--- START ---

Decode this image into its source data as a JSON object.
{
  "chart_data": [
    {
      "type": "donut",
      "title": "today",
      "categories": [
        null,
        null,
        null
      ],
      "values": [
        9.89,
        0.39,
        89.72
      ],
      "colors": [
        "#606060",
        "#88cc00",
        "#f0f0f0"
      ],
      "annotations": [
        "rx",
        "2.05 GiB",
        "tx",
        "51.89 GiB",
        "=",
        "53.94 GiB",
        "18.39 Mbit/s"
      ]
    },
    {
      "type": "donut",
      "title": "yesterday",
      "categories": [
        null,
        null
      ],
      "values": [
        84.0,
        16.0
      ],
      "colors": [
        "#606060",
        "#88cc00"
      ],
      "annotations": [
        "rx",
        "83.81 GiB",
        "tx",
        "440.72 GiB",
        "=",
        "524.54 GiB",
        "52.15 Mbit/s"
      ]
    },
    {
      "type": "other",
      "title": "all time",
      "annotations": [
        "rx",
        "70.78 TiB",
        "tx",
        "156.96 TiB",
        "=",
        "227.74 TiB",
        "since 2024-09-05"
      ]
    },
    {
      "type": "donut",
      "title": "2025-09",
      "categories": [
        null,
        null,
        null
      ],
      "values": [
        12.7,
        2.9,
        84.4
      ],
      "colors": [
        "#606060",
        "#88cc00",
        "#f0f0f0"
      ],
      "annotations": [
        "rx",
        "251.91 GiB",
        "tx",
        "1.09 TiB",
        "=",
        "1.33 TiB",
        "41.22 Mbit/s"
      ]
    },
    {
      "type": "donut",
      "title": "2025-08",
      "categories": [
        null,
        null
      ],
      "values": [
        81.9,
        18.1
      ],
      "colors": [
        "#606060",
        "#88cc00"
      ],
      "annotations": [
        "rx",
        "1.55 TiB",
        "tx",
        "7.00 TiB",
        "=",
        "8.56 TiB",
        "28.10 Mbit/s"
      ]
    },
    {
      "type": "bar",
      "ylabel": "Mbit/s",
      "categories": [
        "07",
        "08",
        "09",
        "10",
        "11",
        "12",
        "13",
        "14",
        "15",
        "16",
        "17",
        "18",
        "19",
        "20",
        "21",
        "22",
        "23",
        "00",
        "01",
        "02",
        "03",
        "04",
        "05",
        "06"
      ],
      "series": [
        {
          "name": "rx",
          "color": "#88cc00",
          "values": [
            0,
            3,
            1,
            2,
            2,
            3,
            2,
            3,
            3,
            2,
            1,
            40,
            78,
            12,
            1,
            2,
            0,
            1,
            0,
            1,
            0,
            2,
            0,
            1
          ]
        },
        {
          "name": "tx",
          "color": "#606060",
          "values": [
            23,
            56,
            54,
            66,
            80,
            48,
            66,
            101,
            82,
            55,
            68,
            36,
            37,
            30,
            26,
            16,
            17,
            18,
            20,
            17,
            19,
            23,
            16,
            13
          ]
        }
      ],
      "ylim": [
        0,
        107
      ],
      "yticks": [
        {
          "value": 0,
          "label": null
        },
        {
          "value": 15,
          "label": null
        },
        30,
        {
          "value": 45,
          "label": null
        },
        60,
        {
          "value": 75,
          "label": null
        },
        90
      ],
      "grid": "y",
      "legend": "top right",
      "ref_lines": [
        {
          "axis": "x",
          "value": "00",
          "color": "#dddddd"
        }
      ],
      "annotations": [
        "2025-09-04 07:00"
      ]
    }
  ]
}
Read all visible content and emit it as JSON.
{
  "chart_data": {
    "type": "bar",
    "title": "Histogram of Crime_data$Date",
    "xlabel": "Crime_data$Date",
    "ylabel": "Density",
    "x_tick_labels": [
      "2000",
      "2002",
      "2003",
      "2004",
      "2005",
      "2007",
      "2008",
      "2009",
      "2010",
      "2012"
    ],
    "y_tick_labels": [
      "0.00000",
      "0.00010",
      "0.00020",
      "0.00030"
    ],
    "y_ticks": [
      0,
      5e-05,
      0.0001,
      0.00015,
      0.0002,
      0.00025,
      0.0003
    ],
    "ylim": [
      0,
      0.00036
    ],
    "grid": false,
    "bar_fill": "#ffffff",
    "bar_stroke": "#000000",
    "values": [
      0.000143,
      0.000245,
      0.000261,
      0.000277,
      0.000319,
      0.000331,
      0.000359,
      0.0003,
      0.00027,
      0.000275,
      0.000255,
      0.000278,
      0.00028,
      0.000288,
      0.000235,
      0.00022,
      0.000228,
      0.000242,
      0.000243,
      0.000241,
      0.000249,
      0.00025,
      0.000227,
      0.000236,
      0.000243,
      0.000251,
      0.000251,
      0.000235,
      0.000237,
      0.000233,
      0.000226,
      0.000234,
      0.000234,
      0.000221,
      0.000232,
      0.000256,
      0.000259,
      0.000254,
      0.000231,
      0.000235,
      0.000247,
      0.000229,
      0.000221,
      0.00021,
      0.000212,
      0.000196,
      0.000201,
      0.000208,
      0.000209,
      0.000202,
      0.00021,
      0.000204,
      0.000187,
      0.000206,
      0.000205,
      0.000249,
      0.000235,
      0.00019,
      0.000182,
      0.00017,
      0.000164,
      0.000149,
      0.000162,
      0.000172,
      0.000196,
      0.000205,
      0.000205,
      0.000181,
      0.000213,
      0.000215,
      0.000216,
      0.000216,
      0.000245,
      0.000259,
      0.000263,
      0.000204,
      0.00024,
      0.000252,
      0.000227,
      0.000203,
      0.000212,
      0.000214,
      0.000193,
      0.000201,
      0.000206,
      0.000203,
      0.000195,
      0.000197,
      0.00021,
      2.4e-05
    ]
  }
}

--- END ---

:: STATED TASK ::
Take the data above and return it exactly.

:: THE ANSWER ::
Decode this image into its source data as a JSON object.
{
  "chart_data": [
    {
      "type": "donut",
      "title": "today",
      "categories": [
        null,
        null,
        null
      ],
      "values": [
        9.89,
        0.39,
        89.72
      ],
      "colors": [
        "#606060",
        "#88cc00",
        "#f0f0f0"
      ],
      "annotations": [
        "rx",
        "2.05 GiB",
        "tx",
        "51.89 GiB",
        "=",
        "53.94 GiB",
        "18.39 Mbit/s"
      ]
    },
    {
      "type": "donut",
      "title": "yesterday",
      "categories": [
        null,
        null
      ],
      "values": [
        84.0,
        16.0
      ],
      "colors": [
        "#606060",
        "#88cc00"
      ],
      "annotations": [
        "rx",
        "83.81 GiB",
        "tx",
        "440.72 GiB",
        "=",
        "524.54 GiB",
        "52.15 Mbit/s"
      ]
    },
    {
      "type": "other",
      "title": "all time",
      "annotations": [
        "rx",
        "70.78 TiB",
        "tx",
        "156.96 TiB",
        "=",
        "227.74 TiB",
        "since 2024-09-05"
      ]
    },
    {
      "type": "donut",
      "title": "2025-09",
      "categories": [
        null,
        null,
        null
      ],
      "values": [
        12.7,
        2.9,
        84.4
      ],
      "colors": [
        "#606060",
        "#88cc00",
        "#f0f0f0"
      ],
      "annotations": [
        "rx",
        "251.91 GiB",
        "tx",
        "1.09 TiB",
        "=",
        "1.33 TiB",
        "41.22 Mbit/s"
      ]
    },
    {
      "type": "donut",
      "title": "2025-08",
      "categories": [
        null,
        null
      ],
      "values": [
        81.9,
        18.1
      ],
      "colors": [
        "#606060",
        "#88cc00"
      ],
      "annotations": [
        "rx",
        "1.55 TiB",
        "tx",
        "7.00 TiB",
        "=",
        "8.56 TiB",
        "28.10 Mbit/s"
      ]
    },
    {
      "type": "bar",
      "ylabel": "Mbit/s",
      "categories": [
        "07",
        "08",
        "09",
        "10",
        "11",
        "12",
        "13",
        "14",
        "15",
        "16",
        "17",
        "18",
        "19",
        "20",
        "21",
        "22",
        "23",
        "00",
        "01",
        "02",
        "03",
        "04",
        "05",
        "06"
      ],
      "series": [
        {
          "name": "rx",
          "color": "#88cc00",
          "values": [
            0,
            3,
            1,
            2,
            2,
            3,
            2,
            3,
            3,
            2,
            1,
            40,
            78,
            12,
            1,
            2,
            0,
            1,
            0,
            1,
            0,
            2,
            0,
            1
          ]
        },
        {
          "name": "tx",
          "color": "#606060",
          "values": [
            23,
            56,
            54,
            66,
            80,
            48,
            66,
            101,
            82,
            55,
            68,
            36,
            37,
            30,
            26,
            16,
            17,
            18,
            20,
            17,
            19,
            23,
            16,
            13
          ]
        }
      ],
      "ylim": [
        0,
        107
      ],
      "yticks": [
        {
          "value": 0,
          "label": null
        },
        {
          "value": 15,
          "label": null
        },
        30,
        {
          "value": 45,
          "label": null
        },
        60,
        {
          "value": 75,
          "label": null
        },
        90
      ],
      "grid": "y",
      "legend": "top right",
      "ref_lines": [
        {
          "axis": "x",
          "value": "00",
          "color": "#dddddd"
        }
      ],
      "annotations": [
        "2025-09-04 07:00"
      ]
    }
  ]
}
Read all visible content and emit it as JSON.
{
  "chart_data": {
    "type": "bar",
    "title": "Histogram of Crime_data$Date",
    "xlabel": "Crime_data$Date",
    "ylabel": "Density",
    "x_tick_labels": [
      "2000",
      "2002",
      "2003",
      "2004",
      "2005",
      "2007",
      "2008",
      "2009",
      "2010",
      "2012"
    ],
    "y_tick_labels": [
      "0.00000",
      "0.00010",
      "0.00020",
      "0.00030"
    ],
    "y_ticks": [
      0,
      5e-05,
      0.0001,
      0.00015,
      0.0002,
      0.00025,
      0.0003
    ],
    "ylim": [
      0,
      0.00036
    ],
    "grid": false,
    "bar_fill": "#ffffff",
    "bar_stroke": "#000000",
    "values": [
      0.000143,
      0.000245,
      0.000261,
      0.000277,
      0.000319,
      0.000331,
      0.000359,
      0.0003,
      0.00027,
      0.000275,
      0.000255,
      0.000278,
      0.00028,
      0.000288,
      0.000235,
      0.00022,
      0.000228,
      0.000242,
      0.000243,
      0.000241,
      0.000249,
      0.00025,
      0.000227,
      0.000236,
      0.000243,
      0.000251,
      0.000251,
      0.000235,
      0.000237,
      0.000233,
      0.000226,
      0.000234,
      0.000234,
      0.000221,
      0.000232,
      0.000256,
      0.000259,
      0.000254,
      0.000231,
      0.000235,
      0.000247,
      0.000229,
      0.000221,
      0.00021,
      0.000212,
      0.000196,
      0.000201,
      0.000208,
      0.000209,
      0.000202,
      0.00021,
      0.000204,
      0.000187,
      0.000206,
      0.000205,
      0.000249,
      0.000235,
      0.00019,
      0.000182,
      0.00017,
      0.000164,
      0.000149,
      0.000162,
      0.000172,
      0.000196,
      0.000205,
      0.000205,
      0.000181,
      0.000213,
      0.000215,
      0.000216,
      0.000216,
      0.000245,
      0.000259,
      0.000263,
      0.000204,
      0.00024,
      0.000252,
      0.000227,
      0.000203,
      0.000212,
      0.000214,
      0.000193,
      0.000201,
      0.000206,
      0.000203,
      0.000195,
      0.000197,
      0.00021,
      2.4e-05
    ]
  }
}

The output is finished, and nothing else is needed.